Begin Task material
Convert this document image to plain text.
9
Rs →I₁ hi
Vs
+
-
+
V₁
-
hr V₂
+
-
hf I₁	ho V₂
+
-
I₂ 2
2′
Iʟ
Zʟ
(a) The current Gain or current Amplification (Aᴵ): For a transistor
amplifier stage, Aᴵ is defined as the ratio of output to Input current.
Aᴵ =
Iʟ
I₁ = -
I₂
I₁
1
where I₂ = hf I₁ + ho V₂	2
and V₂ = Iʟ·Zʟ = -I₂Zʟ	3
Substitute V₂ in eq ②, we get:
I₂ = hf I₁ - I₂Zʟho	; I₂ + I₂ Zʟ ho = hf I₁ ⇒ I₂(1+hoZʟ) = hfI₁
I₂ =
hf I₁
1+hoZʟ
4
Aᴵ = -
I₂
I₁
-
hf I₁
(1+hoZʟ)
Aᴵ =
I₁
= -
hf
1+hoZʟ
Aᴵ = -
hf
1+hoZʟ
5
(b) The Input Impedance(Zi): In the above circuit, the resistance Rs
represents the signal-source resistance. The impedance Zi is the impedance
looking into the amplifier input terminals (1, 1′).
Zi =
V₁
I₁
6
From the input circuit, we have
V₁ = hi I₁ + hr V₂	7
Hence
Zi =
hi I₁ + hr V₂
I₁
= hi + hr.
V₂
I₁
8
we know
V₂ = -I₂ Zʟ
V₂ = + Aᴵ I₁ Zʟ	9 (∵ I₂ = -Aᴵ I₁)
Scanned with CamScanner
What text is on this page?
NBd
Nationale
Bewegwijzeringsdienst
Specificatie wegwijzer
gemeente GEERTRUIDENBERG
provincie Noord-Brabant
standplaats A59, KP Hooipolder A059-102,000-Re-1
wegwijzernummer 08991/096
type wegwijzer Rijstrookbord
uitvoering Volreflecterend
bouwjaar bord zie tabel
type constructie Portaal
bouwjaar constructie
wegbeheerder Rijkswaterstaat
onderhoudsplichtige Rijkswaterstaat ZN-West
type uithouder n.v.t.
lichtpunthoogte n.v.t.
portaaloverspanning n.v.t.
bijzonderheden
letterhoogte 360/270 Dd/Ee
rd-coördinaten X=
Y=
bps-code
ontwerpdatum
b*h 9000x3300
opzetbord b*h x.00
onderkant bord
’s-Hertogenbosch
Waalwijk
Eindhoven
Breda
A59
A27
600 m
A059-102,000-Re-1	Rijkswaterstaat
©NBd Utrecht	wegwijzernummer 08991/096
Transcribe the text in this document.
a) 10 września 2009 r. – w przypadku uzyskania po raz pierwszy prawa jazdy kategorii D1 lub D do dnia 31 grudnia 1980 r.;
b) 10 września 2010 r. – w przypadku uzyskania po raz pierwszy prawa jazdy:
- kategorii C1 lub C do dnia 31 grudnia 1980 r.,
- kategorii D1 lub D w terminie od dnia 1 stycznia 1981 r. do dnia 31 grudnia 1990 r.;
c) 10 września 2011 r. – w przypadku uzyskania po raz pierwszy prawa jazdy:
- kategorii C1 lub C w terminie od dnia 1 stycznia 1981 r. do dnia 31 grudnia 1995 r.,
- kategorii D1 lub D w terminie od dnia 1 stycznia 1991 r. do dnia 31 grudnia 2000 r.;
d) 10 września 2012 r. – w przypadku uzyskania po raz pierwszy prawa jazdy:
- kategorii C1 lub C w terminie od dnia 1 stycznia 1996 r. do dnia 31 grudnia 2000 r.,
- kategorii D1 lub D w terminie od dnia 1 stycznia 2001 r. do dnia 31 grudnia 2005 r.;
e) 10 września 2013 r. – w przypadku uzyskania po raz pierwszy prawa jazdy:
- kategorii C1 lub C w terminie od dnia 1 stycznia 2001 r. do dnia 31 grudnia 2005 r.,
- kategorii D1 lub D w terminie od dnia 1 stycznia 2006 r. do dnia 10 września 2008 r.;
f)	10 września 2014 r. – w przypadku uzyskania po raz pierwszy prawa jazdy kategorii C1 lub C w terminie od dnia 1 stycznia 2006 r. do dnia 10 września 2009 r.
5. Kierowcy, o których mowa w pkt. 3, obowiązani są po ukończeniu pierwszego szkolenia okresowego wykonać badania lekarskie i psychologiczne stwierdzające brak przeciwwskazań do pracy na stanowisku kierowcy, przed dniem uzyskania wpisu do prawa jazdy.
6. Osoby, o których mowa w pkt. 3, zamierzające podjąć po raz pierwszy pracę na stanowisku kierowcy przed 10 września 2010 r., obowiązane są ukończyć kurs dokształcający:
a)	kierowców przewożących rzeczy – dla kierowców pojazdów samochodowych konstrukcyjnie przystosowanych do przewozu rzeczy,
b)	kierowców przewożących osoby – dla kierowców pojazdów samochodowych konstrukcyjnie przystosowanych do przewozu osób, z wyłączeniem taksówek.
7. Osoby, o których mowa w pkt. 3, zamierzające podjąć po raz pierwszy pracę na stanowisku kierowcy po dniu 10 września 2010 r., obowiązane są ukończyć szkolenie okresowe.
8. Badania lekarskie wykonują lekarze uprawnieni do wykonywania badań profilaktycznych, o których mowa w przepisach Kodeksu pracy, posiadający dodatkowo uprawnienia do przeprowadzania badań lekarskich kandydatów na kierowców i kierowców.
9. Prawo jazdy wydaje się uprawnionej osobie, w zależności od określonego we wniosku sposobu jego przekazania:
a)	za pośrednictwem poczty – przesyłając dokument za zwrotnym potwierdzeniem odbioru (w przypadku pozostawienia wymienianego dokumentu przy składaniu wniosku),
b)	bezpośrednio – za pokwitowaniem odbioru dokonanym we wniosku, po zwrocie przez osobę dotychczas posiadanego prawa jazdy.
End Task material
# The request
Copy out every line that includes the word "podjąć".

# Written reply
6. Osoby, o których mowa w pkt. 3, zamierzające podjąć po raz pierwszy pracę na stanowisku kierowcy przed 10 września 2010 r., obowiązane są ukończyć kurs dokształcający:
7. Osoby, o których mowa w pkt. 3, zamierzające podjąć po raz pierwszy pracę na stanowisku kierowcy po dniu 10 września 2010 r., obowiązane są ukończyć szkolenie okresowe.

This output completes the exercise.